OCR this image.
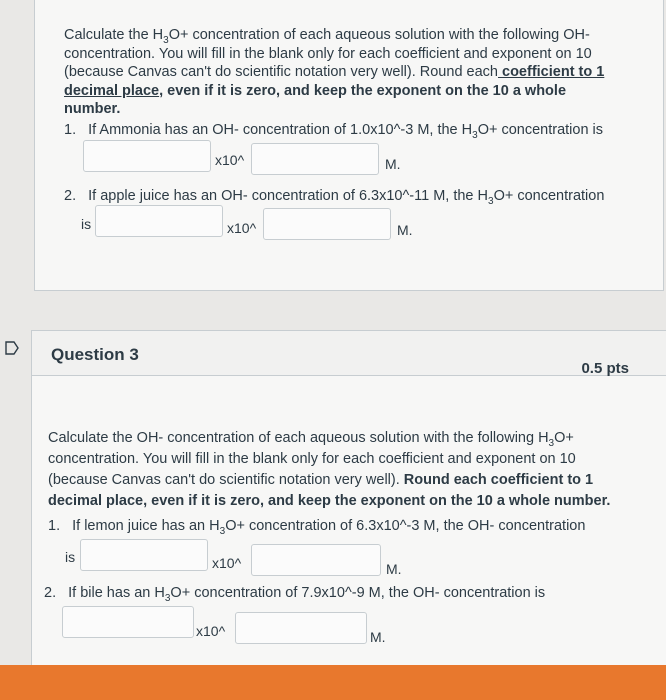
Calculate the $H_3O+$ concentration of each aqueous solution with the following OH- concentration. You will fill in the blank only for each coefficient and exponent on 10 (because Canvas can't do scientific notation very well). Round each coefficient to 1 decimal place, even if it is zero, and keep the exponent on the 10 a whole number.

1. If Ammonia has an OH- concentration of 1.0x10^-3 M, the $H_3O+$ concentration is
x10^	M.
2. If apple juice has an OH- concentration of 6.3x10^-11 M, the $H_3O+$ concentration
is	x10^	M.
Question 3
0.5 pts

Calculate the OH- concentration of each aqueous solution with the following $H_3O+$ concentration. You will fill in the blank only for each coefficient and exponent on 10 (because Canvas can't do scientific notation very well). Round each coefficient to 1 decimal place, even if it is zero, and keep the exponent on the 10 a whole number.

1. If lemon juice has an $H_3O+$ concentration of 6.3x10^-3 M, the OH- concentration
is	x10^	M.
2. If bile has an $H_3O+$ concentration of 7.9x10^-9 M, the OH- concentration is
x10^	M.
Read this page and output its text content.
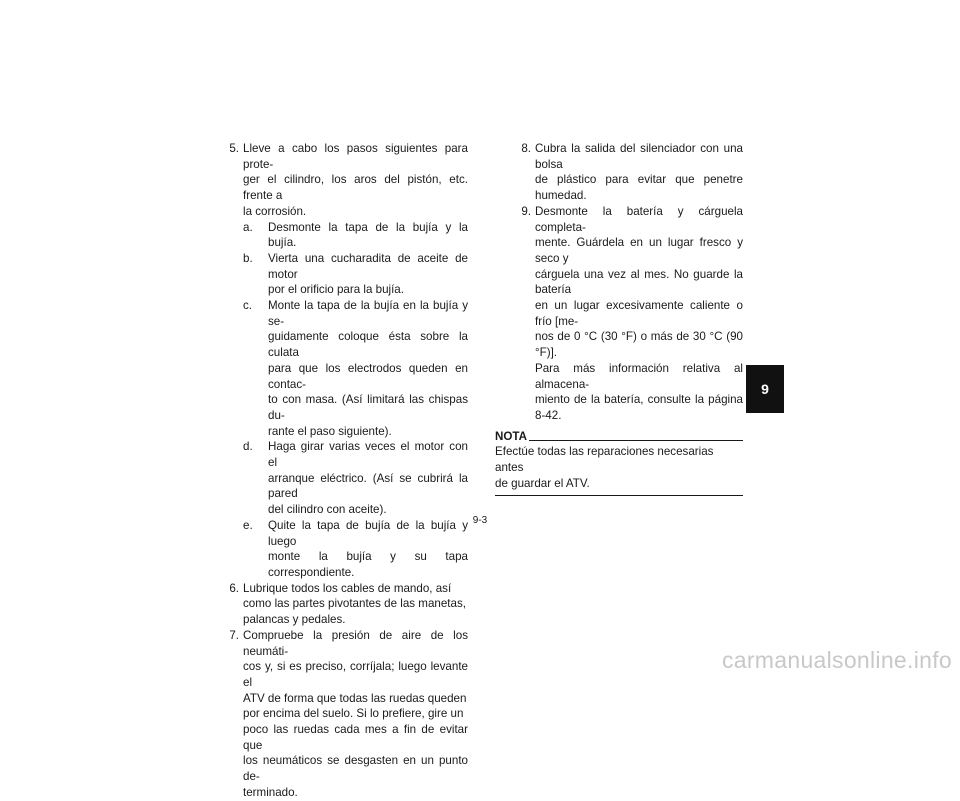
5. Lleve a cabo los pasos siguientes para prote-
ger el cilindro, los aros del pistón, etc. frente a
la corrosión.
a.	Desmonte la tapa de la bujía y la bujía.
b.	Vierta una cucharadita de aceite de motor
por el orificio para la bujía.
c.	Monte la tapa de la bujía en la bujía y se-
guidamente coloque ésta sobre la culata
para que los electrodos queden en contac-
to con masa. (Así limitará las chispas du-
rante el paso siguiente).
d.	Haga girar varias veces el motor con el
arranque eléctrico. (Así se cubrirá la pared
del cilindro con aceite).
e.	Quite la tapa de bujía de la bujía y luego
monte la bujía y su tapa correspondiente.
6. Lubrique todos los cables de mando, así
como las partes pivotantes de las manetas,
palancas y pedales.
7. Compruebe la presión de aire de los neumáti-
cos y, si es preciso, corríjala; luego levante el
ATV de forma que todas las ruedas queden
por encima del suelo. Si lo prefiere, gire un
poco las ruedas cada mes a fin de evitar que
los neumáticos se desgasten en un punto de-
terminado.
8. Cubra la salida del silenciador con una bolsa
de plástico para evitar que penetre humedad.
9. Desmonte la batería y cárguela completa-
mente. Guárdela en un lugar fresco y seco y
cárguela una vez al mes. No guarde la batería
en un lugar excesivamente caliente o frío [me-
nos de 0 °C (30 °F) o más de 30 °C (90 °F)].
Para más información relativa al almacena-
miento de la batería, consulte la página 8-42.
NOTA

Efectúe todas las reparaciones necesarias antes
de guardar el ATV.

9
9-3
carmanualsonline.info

== == ==

_Goal of the exercise_
Every line is to be duplicated exactly, though pictures stay out.

_Response_
OCR this image.
Calculate the $H_3O+$ concentration of each aqueous solution with the following OH- concentration. You will fill in the blank only for each coefficient and exponent on 10 (because Canvas can't do scientific notation very well). Round each coefficient to 1 decimal place, even if it is zero, and keep the exponent on the 10 a whole number.

1. If Ammonia has an OH- concentration of 1.0x10^-3 M, the $H_3O+$ concentration is
x10^	M.
2. If apple juice has an OH- concentration of 6.3x10^-11 M, the $H_3O+$ concentration
is	x10^	M.
Question 3
0.5 pts

Calculate the OH- concentration of each aqueous solution with the following $H_3O+$ concentration. You will fill in the blank only for each coefficient and exponent on 10 (because Canvas can't do scientific notation very well). Round each coefficient to 1 decimal place, even if it is zero, and keep the exponent on the 10 a whole number.

1. If lemon juice has an $H_3O+$ concentration of 6.3x10^-3 M, the OH- concentration
is	x10^	M.
2. If bile has an $H_3O+$ concentration of 7.9x10^-9 M, the OH- concentration is
x10^	M.
Read this page and output its text content.
5. Lleve a cabo los pasos siguientes para prote-
ger el cilindro, los aros del pistón, etc. frente a
la corrosión.
a.	Desmonte la tapa de la bujía y la bujía.
b.	Vierta una cucharadita de aceite de motor
por el orificio para la bujía.
c.	Monte la tapa de la bujía en la bujía y se-
guidamente coloque ésta sobre la culata
para que los electrodos queden en contac-
to con masa. (Así limitará las chispas du-
rante el paso siguiente).
d.	Haga girar varias veces el motor con el
arranque eléctrico. (Así se cubrirá la pared
del cilindro con aceite).
e.	Quite la tapa de bujía de la bujía y luego
monte la bujía y su tapa correspondiente.
6. Lubrique todos los cables de mando, así
como las partes pivotantes de las manetas,
palancas y pedales.
7. Compruebe la presión de aire de los neumáti-
cos y, si es preciso, corríjala; luego levante el
ATV de forma que todas las ruedas queden
por encima del suelo. Si lo prefiere, gire un
poco las ruedas cada mes a fin de evitar que
los neumáticos se desgasten en un punto de-
terminado.
8. Cubra la salida del silenciador con una bolsa
de plástico para evitar que penetre humedad.
9. Desmonte la batería y cárguela completa-
mente. Guárdela en un lugar fresco y seco y
cárguela una vez al mes. No guarde la batería
en un lugar excesivamente caliente o frío [me-
nos de 0 °C (30 °F) o más de 30 °C (90 °F)].
Para más información relativa al almacena-
miento de la batería, consulte la página 8-42.
NOTA

Efectúe todas las reparaciones necesarias antes
de guardar el ATV.

9
9-3
carmanualsonline.info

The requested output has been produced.